▸ **Provided entries**:
===============
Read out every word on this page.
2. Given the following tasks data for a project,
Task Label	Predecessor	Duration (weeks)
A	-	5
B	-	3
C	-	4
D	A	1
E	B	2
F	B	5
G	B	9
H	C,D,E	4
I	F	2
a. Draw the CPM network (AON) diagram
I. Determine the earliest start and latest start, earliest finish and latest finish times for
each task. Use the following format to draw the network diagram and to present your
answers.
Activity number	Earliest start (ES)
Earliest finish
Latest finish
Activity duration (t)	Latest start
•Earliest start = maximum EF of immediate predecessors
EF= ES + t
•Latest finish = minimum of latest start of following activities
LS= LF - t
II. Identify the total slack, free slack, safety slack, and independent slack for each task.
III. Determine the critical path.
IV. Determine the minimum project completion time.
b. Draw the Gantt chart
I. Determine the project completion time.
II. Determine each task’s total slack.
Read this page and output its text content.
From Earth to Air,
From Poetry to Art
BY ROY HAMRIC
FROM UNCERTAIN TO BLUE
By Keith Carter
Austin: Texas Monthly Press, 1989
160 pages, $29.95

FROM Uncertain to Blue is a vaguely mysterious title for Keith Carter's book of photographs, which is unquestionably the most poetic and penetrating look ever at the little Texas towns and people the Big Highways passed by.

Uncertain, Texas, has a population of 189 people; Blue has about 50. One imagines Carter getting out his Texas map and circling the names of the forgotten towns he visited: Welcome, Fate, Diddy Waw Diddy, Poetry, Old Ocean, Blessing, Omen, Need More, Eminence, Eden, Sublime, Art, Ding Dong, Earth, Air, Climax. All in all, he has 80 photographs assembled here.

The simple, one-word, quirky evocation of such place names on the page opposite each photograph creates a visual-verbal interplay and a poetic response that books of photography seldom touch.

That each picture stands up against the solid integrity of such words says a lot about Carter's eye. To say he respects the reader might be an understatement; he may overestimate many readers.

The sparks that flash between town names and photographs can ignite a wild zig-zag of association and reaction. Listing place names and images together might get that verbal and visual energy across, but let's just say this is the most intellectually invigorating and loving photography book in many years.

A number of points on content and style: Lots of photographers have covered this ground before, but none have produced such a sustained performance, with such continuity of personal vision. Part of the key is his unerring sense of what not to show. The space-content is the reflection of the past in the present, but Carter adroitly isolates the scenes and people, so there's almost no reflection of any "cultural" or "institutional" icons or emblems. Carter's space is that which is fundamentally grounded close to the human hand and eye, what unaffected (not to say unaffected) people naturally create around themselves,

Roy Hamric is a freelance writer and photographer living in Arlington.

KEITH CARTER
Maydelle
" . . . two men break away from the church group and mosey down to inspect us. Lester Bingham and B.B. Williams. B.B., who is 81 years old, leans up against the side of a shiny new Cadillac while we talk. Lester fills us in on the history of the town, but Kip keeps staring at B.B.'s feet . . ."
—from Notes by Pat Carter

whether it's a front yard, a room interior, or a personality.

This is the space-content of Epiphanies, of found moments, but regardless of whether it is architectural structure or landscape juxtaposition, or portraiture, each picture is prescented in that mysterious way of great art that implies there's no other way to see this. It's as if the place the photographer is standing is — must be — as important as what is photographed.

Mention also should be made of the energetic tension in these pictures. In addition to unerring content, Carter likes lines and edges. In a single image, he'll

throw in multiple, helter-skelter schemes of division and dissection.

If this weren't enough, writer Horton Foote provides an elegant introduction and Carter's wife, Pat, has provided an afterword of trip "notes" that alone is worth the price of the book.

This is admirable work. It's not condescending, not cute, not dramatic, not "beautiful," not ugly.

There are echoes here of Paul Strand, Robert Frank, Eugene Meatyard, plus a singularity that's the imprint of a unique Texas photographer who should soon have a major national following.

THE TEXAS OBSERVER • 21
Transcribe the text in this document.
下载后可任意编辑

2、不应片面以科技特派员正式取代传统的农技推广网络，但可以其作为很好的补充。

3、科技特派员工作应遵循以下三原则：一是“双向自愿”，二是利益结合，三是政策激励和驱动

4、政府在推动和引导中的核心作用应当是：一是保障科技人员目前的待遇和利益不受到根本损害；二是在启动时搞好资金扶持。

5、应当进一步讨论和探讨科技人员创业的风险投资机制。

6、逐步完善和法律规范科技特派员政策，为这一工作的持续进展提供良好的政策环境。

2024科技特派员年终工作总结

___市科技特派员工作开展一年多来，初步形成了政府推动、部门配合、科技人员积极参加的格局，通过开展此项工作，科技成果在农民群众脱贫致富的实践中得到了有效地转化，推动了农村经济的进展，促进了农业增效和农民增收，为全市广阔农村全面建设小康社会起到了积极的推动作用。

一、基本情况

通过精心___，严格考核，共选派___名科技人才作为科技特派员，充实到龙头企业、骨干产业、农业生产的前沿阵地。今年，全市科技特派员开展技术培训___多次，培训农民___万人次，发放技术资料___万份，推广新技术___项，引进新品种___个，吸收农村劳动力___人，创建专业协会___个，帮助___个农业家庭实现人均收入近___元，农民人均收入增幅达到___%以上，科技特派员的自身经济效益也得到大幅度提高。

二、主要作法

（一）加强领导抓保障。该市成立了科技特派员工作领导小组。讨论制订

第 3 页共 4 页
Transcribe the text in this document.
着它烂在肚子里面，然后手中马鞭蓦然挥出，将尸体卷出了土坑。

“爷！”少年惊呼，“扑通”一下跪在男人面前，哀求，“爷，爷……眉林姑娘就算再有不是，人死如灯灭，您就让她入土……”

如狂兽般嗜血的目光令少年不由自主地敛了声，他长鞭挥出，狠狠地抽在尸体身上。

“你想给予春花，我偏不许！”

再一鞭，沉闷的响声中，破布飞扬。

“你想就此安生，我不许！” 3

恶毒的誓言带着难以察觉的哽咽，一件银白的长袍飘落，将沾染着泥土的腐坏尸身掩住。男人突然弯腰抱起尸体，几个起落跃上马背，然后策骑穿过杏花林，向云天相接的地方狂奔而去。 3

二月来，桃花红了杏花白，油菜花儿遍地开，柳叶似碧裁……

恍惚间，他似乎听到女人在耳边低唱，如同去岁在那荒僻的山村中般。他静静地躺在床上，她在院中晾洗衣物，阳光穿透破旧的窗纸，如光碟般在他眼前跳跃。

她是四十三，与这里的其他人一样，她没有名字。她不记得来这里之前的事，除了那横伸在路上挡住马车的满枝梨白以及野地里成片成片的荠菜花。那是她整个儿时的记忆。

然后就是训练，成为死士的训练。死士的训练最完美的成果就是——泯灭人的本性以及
===============
▸ **Problem to solve**: Every line of the data above should be copied exactly.

▸ **The solution**:
Read out every word on this page.
2. Given the following tasks data for a project,
Task Label	Predecessor	Duration (weeks)
A	-	5
B	-	3
C	-	4
D	A	1
E	B	2
F	B	5
G	B	9
H	C,D,E	4
I	F	2
a. Draw the CPM network (AON) diagram
I. Determine the earliest start and latest start, earliest finish and latest finish times for
each task. Use the following format to draw the network diagram and to present your
answers.
Activity number	Earliest start (ES)
Earliest finish
Latest finish
Activity duration (t)	Latest start
•Earliest start = maximum EF of immediate predecessors
EF= ES + t
•Latest finish = minimum of latest start of following activities
LS= LF - t
II. Identify the total slack, free slack, safety slack, and independent slack for each task.
III. Determine the critical path.
IV. Determine the minimum project completion time.
b. Draw the Gantt chart
I. Determine the project completion time.
II. Determine each task’s total slack.
Read this page and output its text content.
From Earth to Air,
From Poetry to Art
BY ROY HAMRIC
FROM UNCERTAIN TO BLUE
By Keith Carter
Austin: Texas Monthly Press, 1989
160 pages, $29.95

FROM Uncertain to Blue is a vaguely mysterious title for Keith Carter's book of photographs, which is unquestionably the most poetic and penetrating look ever at the little Texas towns and people the Big Highways passed by.

Uncertain, Texas, has a population of 189 people; Blue has about 50. One imagines Carter getting out his Texas map and circling the names of the forgotten towns he visited: Welcome, Fate, Diddy Waw Diddy, Poetry, Old Ocean, Blessing, Omen, Need More, Eminence, Eden, Sublime, Art, Ding Dong, Earth, Air, Climax. All in all, he has 80 photographs assembled here.

The simple, one-word, quirky evocation of such place names on the page opposite each photograph creates a visual-verbal interplay and a poetic response that books of photography seldom touch.

That each picture stands up against the solid integrity of such words says a lot about Carter's eye. To say he respects the reader might be an understatement; he may overestimate many readers.

The sparks that flash between town names and photographs can ignite a wild zig-zag of association and reaction. Listing place names and images together might get that verbal and visual energy across, but let's just say this is the most intellectually invigorating and loving photography book in many years.

A number of points on content and style: Lots of photographers have covered this ground before, but none have produced such a sustained performance, with such continuity of personal vision. Part of the key is his unerring sense of what not to show. The space-content is the reflection of the past in the present, but Carter adroitly isolates the scenes and people, so there's almost no reflection of any "cultural" or "institutional" icons or emblems. Carter's space is that which is fundamentally grounded close to the human hand and eye, what unaffected (not to say unaffected) people naturally create around themselves,

Roy Hamric is a freelance writer and photographer living in Arlington.

KEITH CARTER
Maydelle
" . . . two men break away from the church group and mosey down to inspect us. Lester Bingham and B.B. Williams. B.B., who is 81 years old, leans up against the side of a shiny new Cadillac while we talk. Lester fills us in on the history of the town, but Kip keeps staring at B.B.'s feet . . ."
—from Notes by Pat Carter

whether it's a front yard, a room interior, or a personality.

This is the space-content of Epiphanies, of found moments, but regardless of whether it is architectural structure or landscape juxtaposition, or portraiture, each picture is prescented in that mysterious way of great art that implies there's no other way to see this. It's as if the place the photographer is standing is — must be — as important as what is photographed.

Mention also should be made of the energetic tension in these pictures. In addition to unerring content, Carter likes lines and edges. In a single image, he'll

throw in multiple, helter-skelter schemes of division and dissection.

If this weren't enough, writer Horton Foote provides an elegant introduction and Carter's wife, Pat, has provided an afterword of trip "notes" that alone is worth the price of the book.

This is admirable work. It's not condescending, not cute, not dramatic, not "beautiful," not ugly.

There are echoes here of Paul Strand, Robert Frank, Eugene Meatyard, plus a singularity that's the imprint of a unique Texas photographer who should soon have a major national following.

THE TEXAS OBSERVER • 21
Transcribe the text in this document.
下载后可任意编辑

2、不应片面以科技特派员正式取代传统的农技推广网络，但可以其作为很好的补充。

3、科技特派员工作应遵循以下三原则：一是“双向自愿”，二是利益结合，三是政策激励和驱动

4、政府在推动和引导中的核心作用应当是：一是保障科技人员目前的待遇和利益不受到根本损害；二是在启动时搞好资金扶持。

5、应当进一步讨论和探讨科技人员创业的风险投资机制。

6、逐步完善和法律规范科技特派员政策，为这一工作的持续进展提供良好的政策环境。

2024科技特派员年终工作总结

___市科技特派员工作开展一年多来，初步形成了政府推动、部门配合、科技人员积极参加的格局，通过开展此项工作，科技成果在农民群众脱贫致富的实践中得到了有效地转化，推动了农村经济的进展，促进了农业增效和农民增收，为全市广阔农村全面建设小康社会起到了积极的推动作用。

一、基本情况

通过精心___，严格考核，共选派___名科技人才作为科技特派员，充实到龙头企业、骨干产业、农业生产的前沿阵地。今年，全市科技特派员开展技术培训___多次，培训农民___万人次，发放技术资料___万份，推广新技术___项，引进新品种___个，吸收农村劳动力___人，创建专业协会___个，帮助___个农业家庭实现人均收入近___元，农民人均收入增幅达到___%以上，科技特派员的自身经济效益也得到大幅度提高。

二、主要作法

（一）加强领导抓保障。该市成立了科技特派员工作领导小组。讨论制订

第 3 页共 4 页
Transcribe the text in this document.
着它烂在肚子里面，然后手中马鞭蓦然挥出，将尸体卷出了土坑。

“爷！”少年惊呼，“扑通”一下跪在男人面前，哀求，“爷，爷……眉林姑娘就算再有不是，人死如灯灭，您就让她入土……”

如狂兽般嗜血的目光令少年不由自主地敛了声，他长鞭挥出，狠狠地抽在尸体身上。

“你想给予春花，我偏不许！”

再一鞭，沉闷的响声中，破布飞扬。

“你想就此安生，我不许！” 3

恶毒的誓言带着难以察觉的哽咽，一件银白的长袍飘落，将沾染着泥土的腐坏尸身掩住。男人突然弯腰抱起尸体，几个起落跃上马背，然后策骑穿过杏花林，向云天相接的地方狂奔而去。 3

二月来，桃花红了杏花白，油菜花儿遍地开，柳叶似碧裁……

恍惚间，他似乎听到女人在耳边低唱，如同去岁在那荒僻的山村中般。他静静地躺在床上，她在院中晾洗衣物，阳光穿透破旧的窗纸，如光碟般在他眼前跳跃。

她是四十三，与这里的其他人一样，她没有名字。她不记得来这里之前的事，除了那横伸在路上挡住马车的满枝梨白以及野地里成片成片的荠菜花。那是她整个儿时的记忆。

然后就是训练，成为死士的训练。死士的训练最完美的成果就是——泯灭人的本性以及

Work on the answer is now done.